Questions to answer »
(A) Please duplicate the part of the Razor syntax excerpt starting with "Let's see ..." and going on through "readers, and so on.".
(B) List every HTML element tag that appears in the code sample in the Razor syntax excerpt.
(C) Answer these questions from the Razor syntax excerpt:
(i) Which principle is said to apply to Razor syntax as well?
(ii) What database does the code sample open?
(iii) What is given as an example of a drill-down topic?

Files and Database workspaces

If you are a student of such things, you'll also notice that the tone of the thing is several clicks friendlier than what you might be used to from (again) Visual Studio:


The K.I.S.S. principle applies to Razor syntax as well. Helpers try to distill tasks like sending email or fetching data or rotating images down to as small an API as possible. I mean, consider this:
@{ 
var db = Database.Open("SmallBakery") ;
var grid = new WebGrid(db.Query("SELECT * FROM Product ORDER BY Id"));
}
<html>
  <head>
        <title>Displaying Data Using the WebGrid Helper</title>
  </head>
  <body>
    <h1>Small Bakery Products</h1>
        @grid.GetHtml()
  </body>
</html>

This is (for ASP.NET) an astoundingly compact way to produce this:


The mandate for simplicity and friendliness came down to us in the documentation crew as well. What would you normally expect to see for official documentation for some new ASP.NET feature? Here's a pretty typical section of the ASP.NET documentation on MSDN:



Let's see ... a content map, an overview, some walkthroughs, some drill-down topics (e.g. [All About] Controllers and Action Methods), maybe (not here) some how-to topics. (You would also expect that lurking in the background there'd be an exhaustive API reference, which is our bread and butter docs.) Moreover, the docs would have that standard Microsoft Developer Division tone to them which has been honed over the years for a certain balance of precision, professionalism, neutrality, accessibility to non-native readers, and so on.

Source data »
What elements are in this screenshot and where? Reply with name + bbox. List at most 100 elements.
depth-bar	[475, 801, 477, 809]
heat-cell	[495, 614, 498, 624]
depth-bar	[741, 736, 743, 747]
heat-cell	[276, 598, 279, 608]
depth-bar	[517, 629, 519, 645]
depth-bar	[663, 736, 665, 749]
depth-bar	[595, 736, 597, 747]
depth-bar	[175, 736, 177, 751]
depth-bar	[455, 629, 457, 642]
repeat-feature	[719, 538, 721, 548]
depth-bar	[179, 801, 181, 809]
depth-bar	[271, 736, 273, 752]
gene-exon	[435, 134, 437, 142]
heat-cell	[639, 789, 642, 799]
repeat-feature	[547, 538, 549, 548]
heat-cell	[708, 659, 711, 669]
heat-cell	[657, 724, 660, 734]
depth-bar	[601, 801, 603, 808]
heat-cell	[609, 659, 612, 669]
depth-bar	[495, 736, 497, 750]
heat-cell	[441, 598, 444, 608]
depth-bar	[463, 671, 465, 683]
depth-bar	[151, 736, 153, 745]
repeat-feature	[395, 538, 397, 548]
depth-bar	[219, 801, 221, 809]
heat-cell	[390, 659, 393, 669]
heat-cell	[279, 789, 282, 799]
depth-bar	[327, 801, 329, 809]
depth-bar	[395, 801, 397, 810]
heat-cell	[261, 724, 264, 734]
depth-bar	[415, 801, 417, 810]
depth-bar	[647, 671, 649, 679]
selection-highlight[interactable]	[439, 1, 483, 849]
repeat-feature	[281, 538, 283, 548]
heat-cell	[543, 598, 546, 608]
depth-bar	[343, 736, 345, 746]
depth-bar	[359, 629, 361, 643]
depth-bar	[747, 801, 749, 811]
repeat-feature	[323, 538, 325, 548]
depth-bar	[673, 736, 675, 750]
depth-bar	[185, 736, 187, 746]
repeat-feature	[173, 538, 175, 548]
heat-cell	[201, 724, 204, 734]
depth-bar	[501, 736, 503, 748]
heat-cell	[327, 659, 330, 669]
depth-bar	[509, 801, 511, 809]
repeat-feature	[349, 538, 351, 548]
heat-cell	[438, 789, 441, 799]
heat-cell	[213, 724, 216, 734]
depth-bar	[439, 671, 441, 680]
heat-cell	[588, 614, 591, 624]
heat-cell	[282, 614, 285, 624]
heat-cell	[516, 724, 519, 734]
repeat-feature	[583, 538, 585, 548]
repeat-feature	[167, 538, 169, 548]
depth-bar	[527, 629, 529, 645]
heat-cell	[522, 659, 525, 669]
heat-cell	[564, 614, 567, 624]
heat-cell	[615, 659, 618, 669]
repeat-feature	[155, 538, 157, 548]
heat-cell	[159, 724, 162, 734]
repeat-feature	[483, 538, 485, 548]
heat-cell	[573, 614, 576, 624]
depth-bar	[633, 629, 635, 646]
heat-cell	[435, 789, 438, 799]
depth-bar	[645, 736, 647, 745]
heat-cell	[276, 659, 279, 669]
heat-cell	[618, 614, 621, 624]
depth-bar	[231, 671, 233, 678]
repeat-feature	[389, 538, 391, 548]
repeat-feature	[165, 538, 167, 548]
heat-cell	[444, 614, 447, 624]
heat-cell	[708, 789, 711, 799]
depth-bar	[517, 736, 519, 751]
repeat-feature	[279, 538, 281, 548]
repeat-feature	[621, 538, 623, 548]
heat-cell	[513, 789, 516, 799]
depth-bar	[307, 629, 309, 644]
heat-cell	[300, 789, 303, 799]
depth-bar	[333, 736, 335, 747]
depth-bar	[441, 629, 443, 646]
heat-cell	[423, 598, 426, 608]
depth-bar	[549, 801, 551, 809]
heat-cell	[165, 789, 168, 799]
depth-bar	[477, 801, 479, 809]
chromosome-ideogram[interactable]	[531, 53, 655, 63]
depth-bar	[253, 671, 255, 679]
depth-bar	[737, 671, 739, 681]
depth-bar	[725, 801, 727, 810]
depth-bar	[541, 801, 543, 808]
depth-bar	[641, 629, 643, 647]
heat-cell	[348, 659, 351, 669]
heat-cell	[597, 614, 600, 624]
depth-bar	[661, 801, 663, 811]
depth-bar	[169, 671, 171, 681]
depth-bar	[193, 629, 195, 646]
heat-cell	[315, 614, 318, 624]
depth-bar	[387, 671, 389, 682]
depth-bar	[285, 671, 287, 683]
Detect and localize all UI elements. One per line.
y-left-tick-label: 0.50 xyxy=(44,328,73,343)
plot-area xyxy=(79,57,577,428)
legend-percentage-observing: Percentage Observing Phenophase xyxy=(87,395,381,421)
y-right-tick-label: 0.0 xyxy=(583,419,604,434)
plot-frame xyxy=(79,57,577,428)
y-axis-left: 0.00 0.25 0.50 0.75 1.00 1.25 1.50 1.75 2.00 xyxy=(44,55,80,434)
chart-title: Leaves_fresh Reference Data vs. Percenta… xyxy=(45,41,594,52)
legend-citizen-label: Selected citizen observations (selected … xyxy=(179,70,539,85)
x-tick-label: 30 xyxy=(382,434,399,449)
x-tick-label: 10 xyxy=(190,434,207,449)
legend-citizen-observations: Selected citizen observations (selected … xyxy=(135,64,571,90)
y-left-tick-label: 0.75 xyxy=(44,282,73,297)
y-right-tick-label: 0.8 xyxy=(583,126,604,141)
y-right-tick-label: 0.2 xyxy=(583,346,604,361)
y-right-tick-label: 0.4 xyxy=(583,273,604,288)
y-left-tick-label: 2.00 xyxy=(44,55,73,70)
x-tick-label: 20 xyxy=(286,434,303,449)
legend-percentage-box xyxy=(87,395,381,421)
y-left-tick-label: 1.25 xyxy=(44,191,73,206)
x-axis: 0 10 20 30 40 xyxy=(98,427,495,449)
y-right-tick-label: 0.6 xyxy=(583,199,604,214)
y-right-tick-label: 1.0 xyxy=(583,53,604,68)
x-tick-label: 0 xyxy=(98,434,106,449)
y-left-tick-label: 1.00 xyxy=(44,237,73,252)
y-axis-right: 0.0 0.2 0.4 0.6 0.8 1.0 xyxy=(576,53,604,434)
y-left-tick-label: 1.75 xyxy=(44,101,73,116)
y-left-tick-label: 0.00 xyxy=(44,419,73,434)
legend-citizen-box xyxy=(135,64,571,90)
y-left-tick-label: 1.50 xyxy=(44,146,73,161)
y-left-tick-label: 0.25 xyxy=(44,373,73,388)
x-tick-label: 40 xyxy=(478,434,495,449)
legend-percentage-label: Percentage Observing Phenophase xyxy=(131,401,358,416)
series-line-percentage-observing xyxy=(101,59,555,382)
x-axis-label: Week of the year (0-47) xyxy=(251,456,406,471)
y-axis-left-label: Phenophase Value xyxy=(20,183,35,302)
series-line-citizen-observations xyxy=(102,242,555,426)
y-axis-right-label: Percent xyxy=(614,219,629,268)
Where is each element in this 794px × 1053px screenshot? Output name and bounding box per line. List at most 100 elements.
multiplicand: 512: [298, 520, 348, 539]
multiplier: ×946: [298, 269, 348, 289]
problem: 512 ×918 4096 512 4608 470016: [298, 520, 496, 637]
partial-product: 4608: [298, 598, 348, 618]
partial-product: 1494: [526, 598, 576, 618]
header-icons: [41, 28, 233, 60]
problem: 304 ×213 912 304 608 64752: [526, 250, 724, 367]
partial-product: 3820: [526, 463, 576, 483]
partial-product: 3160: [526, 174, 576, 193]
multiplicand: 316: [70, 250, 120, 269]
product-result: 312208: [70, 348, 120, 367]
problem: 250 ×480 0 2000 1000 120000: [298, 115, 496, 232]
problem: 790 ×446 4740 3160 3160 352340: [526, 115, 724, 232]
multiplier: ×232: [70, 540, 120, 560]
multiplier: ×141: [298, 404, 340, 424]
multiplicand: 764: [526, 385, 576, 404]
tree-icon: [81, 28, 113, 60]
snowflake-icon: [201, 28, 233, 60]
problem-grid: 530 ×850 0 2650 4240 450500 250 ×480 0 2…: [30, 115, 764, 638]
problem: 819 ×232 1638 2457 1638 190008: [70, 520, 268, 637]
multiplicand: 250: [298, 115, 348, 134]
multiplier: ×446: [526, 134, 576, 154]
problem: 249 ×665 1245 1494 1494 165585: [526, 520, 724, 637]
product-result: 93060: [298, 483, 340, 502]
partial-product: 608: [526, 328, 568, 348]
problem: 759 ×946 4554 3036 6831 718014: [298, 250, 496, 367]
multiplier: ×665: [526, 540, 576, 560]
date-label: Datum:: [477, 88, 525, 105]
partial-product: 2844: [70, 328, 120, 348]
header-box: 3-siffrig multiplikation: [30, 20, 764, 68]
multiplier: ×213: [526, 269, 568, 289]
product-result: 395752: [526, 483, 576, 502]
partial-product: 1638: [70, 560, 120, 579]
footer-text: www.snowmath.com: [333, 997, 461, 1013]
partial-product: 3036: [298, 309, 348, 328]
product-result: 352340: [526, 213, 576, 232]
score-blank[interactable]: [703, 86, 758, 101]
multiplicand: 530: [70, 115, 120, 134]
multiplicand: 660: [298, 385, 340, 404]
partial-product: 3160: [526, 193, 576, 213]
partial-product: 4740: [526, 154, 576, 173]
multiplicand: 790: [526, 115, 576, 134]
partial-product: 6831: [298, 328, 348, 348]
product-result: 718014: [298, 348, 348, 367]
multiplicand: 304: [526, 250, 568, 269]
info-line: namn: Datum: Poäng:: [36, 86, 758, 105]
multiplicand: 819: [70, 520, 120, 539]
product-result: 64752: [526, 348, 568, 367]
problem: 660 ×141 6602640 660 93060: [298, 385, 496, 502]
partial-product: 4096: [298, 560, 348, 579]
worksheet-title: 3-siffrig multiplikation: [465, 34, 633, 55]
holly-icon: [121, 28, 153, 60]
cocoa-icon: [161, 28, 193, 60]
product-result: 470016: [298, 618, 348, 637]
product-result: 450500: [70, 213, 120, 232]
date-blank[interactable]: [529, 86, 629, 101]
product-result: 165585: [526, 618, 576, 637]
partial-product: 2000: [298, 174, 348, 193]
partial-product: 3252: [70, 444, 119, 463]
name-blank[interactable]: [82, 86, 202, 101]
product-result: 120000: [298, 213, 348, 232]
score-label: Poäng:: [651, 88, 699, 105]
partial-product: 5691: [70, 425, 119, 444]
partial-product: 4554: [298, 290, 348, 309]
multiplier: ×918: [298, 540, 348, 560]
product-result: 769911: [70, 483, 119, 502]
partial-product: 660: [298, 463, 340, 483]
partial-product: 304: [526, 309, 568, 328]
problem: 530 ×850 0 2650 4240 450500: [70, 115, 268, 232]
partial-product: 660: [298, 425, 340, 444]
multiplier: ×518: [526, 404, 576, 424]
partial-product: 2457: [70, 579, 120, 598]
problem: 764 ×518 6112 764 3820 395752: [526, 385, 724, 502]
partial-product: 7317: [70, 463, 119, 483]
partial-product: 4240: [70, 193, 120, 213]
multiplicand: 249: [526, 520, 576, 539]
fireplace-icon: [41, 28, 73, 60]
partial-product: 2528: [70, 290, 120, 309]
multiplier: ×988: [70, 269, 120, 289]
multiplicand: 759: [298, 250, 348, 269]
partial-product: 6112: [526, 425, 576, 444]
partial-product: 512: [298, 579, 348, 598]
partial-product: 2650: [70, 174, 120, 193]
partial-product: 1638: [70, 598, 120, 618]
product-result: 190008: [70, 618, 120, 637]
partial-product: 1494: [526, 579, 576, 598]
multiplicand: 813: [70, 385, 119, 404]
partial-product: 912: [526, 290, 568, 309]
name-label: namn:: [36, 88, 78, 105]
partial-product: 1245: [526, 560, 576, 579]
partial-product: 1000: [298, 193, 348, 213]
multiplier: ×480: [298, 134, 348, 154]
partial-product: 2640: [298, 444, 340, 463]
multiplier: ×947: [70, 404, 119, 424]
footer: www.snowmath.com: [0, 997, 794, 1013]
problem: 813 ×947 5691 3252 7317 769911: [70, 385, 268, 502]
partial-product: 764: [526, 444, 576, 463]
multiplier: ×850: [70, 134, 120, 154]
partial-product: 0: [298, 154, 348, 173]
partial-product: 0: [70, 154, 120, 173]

Exercise results »
(A)
Let's see ... a content map, an overview, some walkthroughs, some drill-down topics (e.g. [All About] Controllers and Action Methods), maybe (not here) some how-to topics. (You would also expect that lurking in the background there'd be an exhaustive API reference, which is our bread and butter docs.) Moreover, the docs would have that standard Microsoft Developer Division tone to them which has been honed over the years for a certain balance of precision, professionalism, neutrality, accessibility to non-native readers, and so on.

(B)
html
head
title
body
h1

(C)
(i) The K.I.S.S. principle
(ii) SmallBakery
(iii) [All About] Controllers and Action Methods